===== GIVEN DATA
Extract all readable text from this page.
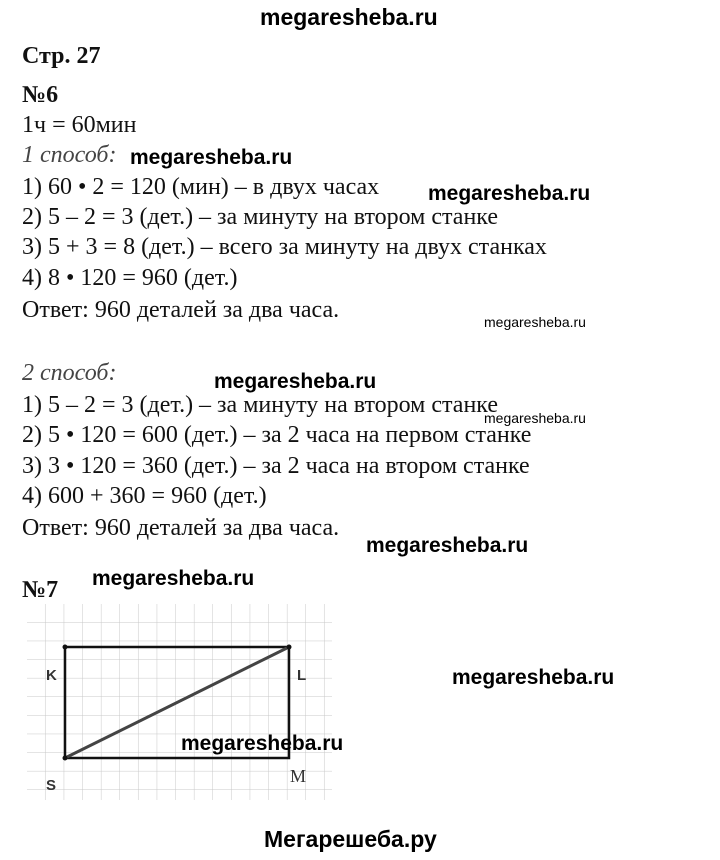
megaresheba.ru
Стр. 27
№6
1ч = 60мин
1 способ:
1) 60 • 2 = 120 (мин) – в двух часах
2) 5 – 2 = 3 (дет.) – за минуту на втором станке
3) 5 + 3 = 8 (дет.) – всего за минуту на двух станках
4) 8 • 120 = 960 (дет.)
Ответ: 960 деталей за два часа.
2 способ:
1) 5 – 2 = 3 (дет.) – за минуту на втором станке
2) 5 • 120 = 600 (дет.) – за 2 часа на первом станке
3) 3 • 120 = 360 (дет.) – за 2 часа на втором станке
4) 600 + 360 = 960 (дет.)
Ответ: 960 деталей за два часа.
№7
megaresheba.ru
megaresheba.ru
megaresheba.ru
megaresheba.ru
megaresheba.ru
megaresheba.ru
megaresheba.ru
megaresheba.ru
K	L
S	M
megaresheba.ru
Мегарешеба.ру
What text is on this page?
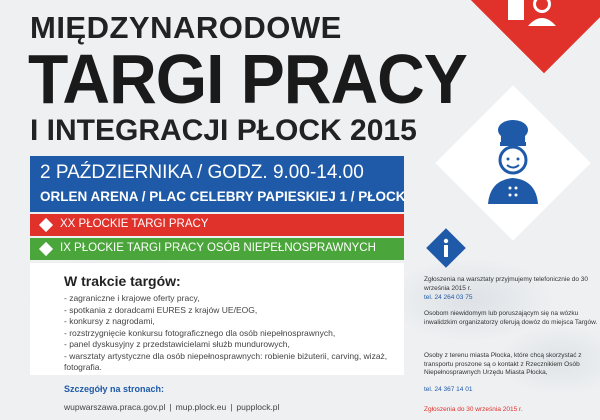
MIĘDZYNARODOWE
TARGI PRACY
I INTEGRACJI PŁOCK 2015
2 PAŹDZIERNIKA / GODZ. 9.00-14.00
ORLEN ARENA / PLAC CELEBRY PAPIESKIEJ 1 / PŁOCK
XX PŁOCKIE TARGI PRACY
IX PŁOCKIE TARGI PRACY OSÓB NIEPEŁNOSPRAWNYCH
W trakcie targów:
- zagraniczne i krajowe oferty pracy,
- spotkania z doradcami EURES z krajów UE/EOG,
- konkursy z nagrodami,
- rozstrzygnięcie konkursu fotograficznego dla osób niepełnosprawnych,
- panel dyskusyjny z przedstawicielami służb mundurowych,
- warsztaty artystyczne dla osób niepełnosprawnych: robienie biżuterii, carving, wizaż, fotografia.
Szczegóły na stronach:
wupwarszawa.praca.gov.pl | mup.plock.eu | pupplock.pl
Zgłoszenia na warsztaty przyjmujemy telefonicznie do 30 września 2015 r.
tel. 24 264 03 75
Osobom niewidomym lub poruszającym się na wózku inwalidzkim organizatorzy oferują dowóz do miejsca Targów.
Osoby z terenu miasta Płocka, które chcą skorzystać z transportu proszone są o kontakt z Rzecznikiem Osób Niepełnosprawnych Urzędu Miasta Płocka,
tel. 24 367 14 01
Zgłoszenia do 30 września 2015 r.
==========
PROBLEM DETAILS >> Reproduce the listing above exactly, excluding all pictures.

ANSWER TO THIS TASK >>
Extract all readable text from this page.
megaresheba.ru
Стр. 27
№6
1ч = 60мин
1 способ:
1) 60 • 2 = 120 (мин) – в двух часах
2) 5 – 2 = 3 (дет.) – за минуту на втором станке
3) 5 + 3 = 8 (дет.) – всего за минуту на двух станках
4) 8 • 120 = 960 (дет.)
Ответ: 960 деталей за два часа.
2 способ:
1) 5 – 2 = 3 (дет.) – за минуту на втором станке
2) 5 • 120 = 600 (дет.) – за 2 часа на первом станке
3) 3 • 120 = 360 (дет.) – за 2 часа на втором станке
4) 600 + 360 = 960 (дет.)
Ответ: 960 деталей за два часа.
№7
megaresheba.ru
megaresheba.ru
megaresheba.ru
megaresheba.ru
megaresheba.ru
megaresheba.ru
megaresheba.ru
megaresheba.ru
K	L
S	M
megaresheba.ru
Мегарешеба.ру
What text is on this page?
MIĘDZYNARODOWE
TARGI PRACY
I INTEGRACJI PŁOCK 2015
2 PAŹDZIERNIKA / GODZ. 9.00-14.00
ORLEN ARENA / PLAC CELEBRY PAPIESKIEJ 1 / PŁOCK
XX PŁOCKIE TARGI PRACY
IX PŁOCKIE TARGI PRACY OSÓB NIEPEŁNOSPRAWNYCH
W trakcie targów:
- zagraniczne i krajowe oferty pracy,
- spotkania z doradcami EURES z krajów UE/EOG,
- konkursy z nagrodami,
- rozstrzygnięcie konkursu fotograficznego dla osób niepełnosprawnych,
- panel dyskusyjny z przedstawicielami służb mundurowych,
- warsztaty artystyczne dla osób niepełnosprawnych: robienie biżuterii, carving, wizaż, fotografia.
Szczegóły na stronach:
wupwarszawa.praca.gov.pl | mup.plock.eu | pupplock.pl
Zgłoszenia na warsztaty przyjmujemy telefonicznie do 30 września 2015 r.
tel. 24 264 03 75
Osobom niewidomym lub poruszającym się na wózku inwalidzkim organizatorzy oferują dowóz do miejsca Targów.
Osoby z terenu miasta Płocka, które chcą skorzystać z transportu proszone są o kontakt z Rzecznikiem Osób Niepełnosprawnych Urzędu Miasta Płocka,
tel. 24 367 14 01
Zgłoszenia do 30 września 2015 r.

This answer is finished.